*EXERCISE*
Find each line in the following listing that has the string "楚两国的华夏认同意识", then state the count and nothing else.

** START EXCERPTED RECORDS **

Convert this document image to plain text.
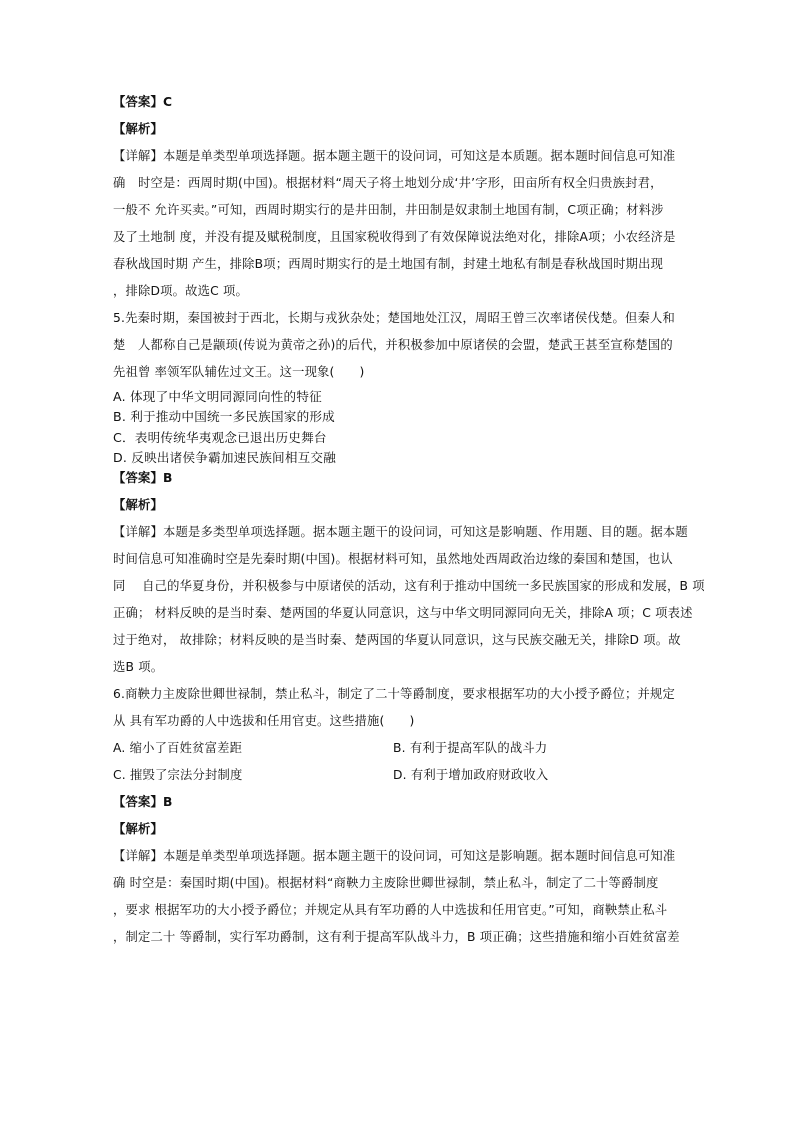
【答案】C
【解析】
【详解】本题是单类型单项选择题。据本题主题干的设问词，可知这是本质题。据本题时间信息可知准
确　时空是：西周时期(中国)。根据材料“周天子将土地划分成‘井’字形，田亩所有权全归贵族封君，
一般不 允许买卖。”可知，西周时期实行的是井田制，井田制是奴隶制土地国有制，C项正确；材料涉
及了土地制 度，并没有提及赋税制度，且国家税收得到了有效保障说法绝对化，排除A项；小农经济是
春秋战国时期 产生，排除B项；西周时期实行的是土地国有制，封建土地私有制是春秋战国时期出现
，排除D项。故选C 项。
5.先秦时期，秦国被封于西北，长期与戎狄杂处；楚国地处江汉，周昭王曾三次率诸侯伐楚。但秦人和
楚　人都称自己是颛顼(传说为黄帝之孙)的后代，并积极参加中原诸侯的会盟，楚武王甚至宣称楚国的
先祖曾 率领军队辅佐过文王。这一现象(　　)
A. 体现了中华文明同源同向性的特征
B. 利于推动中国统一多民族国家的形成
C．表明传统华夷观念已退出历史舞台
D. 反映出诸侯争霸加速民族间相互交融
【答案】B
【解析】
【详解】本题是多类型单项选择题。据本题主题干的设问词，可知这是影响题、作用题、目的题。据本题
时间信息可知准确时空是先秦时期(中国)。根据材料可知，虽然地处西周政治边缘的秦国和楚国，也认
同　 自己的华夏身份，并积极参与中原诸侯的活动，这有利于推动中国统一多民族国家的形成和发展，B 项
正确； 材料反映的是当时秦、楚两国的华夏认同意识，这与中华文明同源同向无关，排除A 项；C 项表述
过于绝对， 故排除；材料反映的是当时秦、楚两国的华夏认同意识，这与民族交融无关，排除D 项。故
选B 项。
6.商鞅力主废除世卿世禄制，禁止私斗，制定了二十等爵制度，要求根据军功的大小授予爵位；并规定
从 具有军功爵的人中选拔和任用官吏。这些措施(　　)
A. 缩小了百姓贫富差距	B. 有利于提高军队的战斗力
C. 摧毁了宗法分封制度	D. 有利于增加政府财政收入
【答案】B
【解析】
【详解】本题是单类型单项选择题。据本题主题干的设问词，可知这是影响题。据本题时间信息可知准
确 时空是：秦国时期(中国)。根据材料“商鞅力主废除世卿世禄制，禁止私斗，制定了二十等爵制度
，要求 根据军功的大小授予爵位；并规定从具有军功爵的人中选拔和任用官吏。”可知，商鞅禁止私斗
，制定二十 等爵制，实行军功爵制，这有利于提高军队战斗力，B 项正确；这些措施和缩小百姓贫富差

** END EXCERPTED RECORDS **

*RESPONSE TO THIS EXERCISE*
2